Written request 1 » Can you give back the stretch of rows from the first one through the one containing "legend: signal+ noise" with "Whitened strain" swapped for "Filtered strain" and everything else unchanged?

Given text »
Monday, 23 July 2012

"...The vision is holiness that hurts the eyes..."


This beats in synchrony with my heart. This is taken from "New Song (Worshipping Warriors)" by Jake Hamilton. You can listen to the original here. It is originally a piece called "The Vision" by Pete Grieg, one of the primary founders of the 24-7 Prayer Movement. I love this. 


"So this guy comes up to me and says "what's the vision? What's the big idea?" I open my mouth and words come out like this… The vision?
The vision is JESUS – obsessively, dangerously, undeniably Jesus.
The vision is an army of young people.
You see bones? I see an army. And they are FREE from materialism.
They laugh at 9 to 5 little prisons. They could eat caviar on Monday and crusts on Tuesday. 
They wouldn't even notice. 
They know the meaning of the Matrix, the way the west was won. 
They are mobile like the wind, they belong to the nations. They need no passport.. People write their addresses in pencil and wonder at their strange existence.

Written request 2 » What does the blog post about "The Vision" say? Give a two-sentence summary.

Supplied material »
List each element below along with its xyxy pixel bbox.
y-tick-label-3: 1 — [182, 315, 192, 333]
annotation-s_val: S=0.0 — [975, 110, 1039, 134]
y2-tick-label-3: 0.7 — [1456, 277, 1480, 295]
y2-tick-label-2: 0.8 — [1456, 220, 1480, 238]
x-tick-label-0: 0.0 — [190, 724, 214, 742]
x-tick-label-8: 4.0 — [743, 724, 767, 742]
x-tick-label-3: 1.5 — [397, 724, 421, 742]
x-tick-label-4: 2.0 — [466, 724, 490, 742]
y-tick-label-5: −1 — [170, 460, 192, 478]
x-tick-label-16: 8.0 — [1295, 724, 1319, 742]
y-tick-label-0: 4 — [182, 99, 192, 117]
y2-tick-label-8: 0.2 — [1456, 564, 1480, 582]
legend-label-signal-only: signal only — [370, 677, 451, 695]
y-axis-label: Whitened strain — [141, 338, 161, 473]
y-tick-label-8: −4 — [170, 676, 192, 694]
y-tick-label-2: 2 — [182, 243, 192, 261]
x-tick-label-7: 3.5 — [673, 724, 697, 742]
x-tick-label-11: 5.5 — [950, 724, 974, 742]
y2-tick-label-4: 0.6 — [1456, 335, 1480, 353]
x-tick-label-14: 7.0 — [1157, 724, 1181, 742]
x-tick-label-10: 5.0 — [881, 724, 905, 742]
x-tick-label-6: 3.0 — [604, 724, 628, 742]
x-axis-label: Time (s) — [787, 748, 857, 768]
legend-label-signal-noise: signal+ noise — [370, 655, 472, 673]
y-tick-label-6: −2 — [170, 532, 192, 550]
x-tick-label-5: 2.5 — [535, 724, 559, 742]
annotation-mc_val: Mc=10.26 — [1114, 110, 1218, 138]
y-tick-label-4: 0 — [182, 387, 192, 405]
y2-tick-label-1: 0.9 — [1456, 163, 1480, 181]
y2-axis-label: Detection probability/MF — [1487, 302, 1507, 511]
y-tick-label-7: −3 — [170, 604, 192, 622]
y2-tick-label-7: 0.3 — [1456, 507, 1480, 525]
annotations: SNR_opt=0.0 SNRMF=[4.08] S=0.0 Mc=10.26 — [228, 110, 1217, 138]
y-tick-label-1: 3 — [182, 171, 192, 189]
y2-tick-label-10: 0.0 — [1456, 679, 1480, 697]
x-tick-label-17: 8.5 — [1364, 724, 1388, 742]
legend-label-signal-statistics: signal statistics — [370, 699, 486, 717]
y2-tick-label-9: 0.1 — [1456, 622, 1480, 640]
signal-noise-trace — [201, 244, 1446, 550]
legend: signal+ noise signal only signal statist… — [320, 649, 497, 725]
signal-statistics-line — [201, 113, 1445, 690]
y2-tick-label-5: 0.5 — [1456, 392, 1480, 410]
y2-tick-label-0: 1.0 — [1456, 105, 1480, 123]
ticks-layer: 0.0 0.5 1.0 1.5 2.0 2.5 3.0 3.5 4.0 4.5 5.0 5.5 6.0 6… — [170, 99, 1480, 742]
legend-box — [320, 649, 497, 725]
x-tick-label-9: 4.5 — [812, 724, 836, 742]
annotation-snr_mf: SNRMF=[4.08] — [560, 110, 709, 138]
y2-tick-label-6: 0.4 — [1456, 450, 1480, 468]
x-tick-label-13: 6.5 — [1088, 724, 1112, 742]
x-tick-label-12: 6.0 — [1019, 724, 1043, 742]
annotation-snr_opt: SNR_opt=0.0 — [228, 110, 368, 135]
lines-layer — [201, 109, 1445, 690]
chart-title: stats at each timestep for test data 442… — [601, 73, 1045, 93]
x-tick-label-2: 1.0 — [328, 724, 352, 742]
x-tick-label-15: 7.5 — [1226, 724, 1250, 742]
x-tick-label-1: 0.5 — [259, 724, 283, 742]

Complete response 1 »
List each element below along with its xyxy pixel bbox.
y-tick-label-3: 1 — [182, 315, 192, 333]
annotation-s_val: S=0.0 — [975, 110, 1039, 134]
y2-tick-label-3: 0.7 — [1456, 277, 1480, 295]
y2-tick-label-2: 0.8 — [1456, 220, 1480, 238]
x-tick-label-0: 0.0 — [190, 724, 214, 742]
x-tick-label-8: 4.0 — [743, 724, 767, 742]
x-tick-label-3: 1.5 — [397, 724, 421, 742]
x-tick-label-4: 2.0 — [466, 724, 490, 742]
y-tick-label-5: −1 — [170, 460, 192, 478]
x-tick-label-16: 8.0 — [1295, 724, 1319, 742]
y-tick-label-0: 4 — [182, 99, 192, 117]
y2-tick-label-8: 0.2 — [1456, 564, 1480, 582]
legend-label-signal-only: signal only — [370, 677, 451, 695]
y-axis-label: Filtered strain — [141, 338, 161, 473]
y-tick-label-8: −4 — [170, 676, 192, 694]
y-tick-label-2: 2 — [182, 243, 192, 261]
x-tick-label-7: 3.5 — [673, 724, 697, 742]
x-tick-label-11: 5.5 — [950, 724, 974, 742]
y2-tick-label-4: 0.6 — [1456, 335, 1480, 353]
x-tick-label-14: 7.0 — [1157, 724, 1181, 742]
x-tick-label-10: 5.0 — [881, 724, 905, 742]
x-tick-label-6: 3.0 — [604, 724, 628, 742]
x-axis-label: Time (s) — [787, 748, 857, 768]
legend-label-signal-noise: signal+ noise — [370, 655, 472, 673]
y-tick-label-6: −2 — [170, 532, 192, 550]
x-tick-label-5: 2.5 — [535, 724, 559, 742]
annotation-mc_val: Mc=10.26 — [1114, 110, 1218, 138]
y-tick-label-4: 0 — [182, 387, 192, 405]
y2-tick-label-1: 0.9 — [1456, 163, 1480, 181]
y2-axis-label: Detection probability/MF — [1487, 302, 1507, 511]
y-tick-label-7: −3 — [170, 604, 192, 622]
y2-tick-label-7: 0.3 — [1456, 507, 1480, 525]
annotations: SNR_opt=0.0 SNRMF=[4.08] S=0.0 Mc=10.26 — [228, 110, 1217, 138]
y-tick-label-1: 3 — [182, 171, 192, 189]
y2-tick-label-10: 0.0 — [1456, 679, 1480, 697]
x-tick-label-17: 8.5 — [1364, 724, 1388, 742]
legend-label-signal-statistics: signal statistics — [370, 699, 486, 717]
y2-tick-label-9: 0.1 — [1456, 622, 1480, 640]
signal-noise-trace — [201, 244, 1446, 550]
legend: signal+ noise signal only signal statist… — [320, 649, 497, 725]

Complete response 2 » The post quotes a piece taken from "New Song (Worshipping Warriors)" by Jake Hamilton, originally "The Vision" by Pete Grieg, one of the primary founders of the 24-7 Prayer Movement, which the writer says beats in synchrony with their heart. In the piece, the vision is Jesus and an army of young people who are free from materialism, mobile like the wind, and belong to the nations.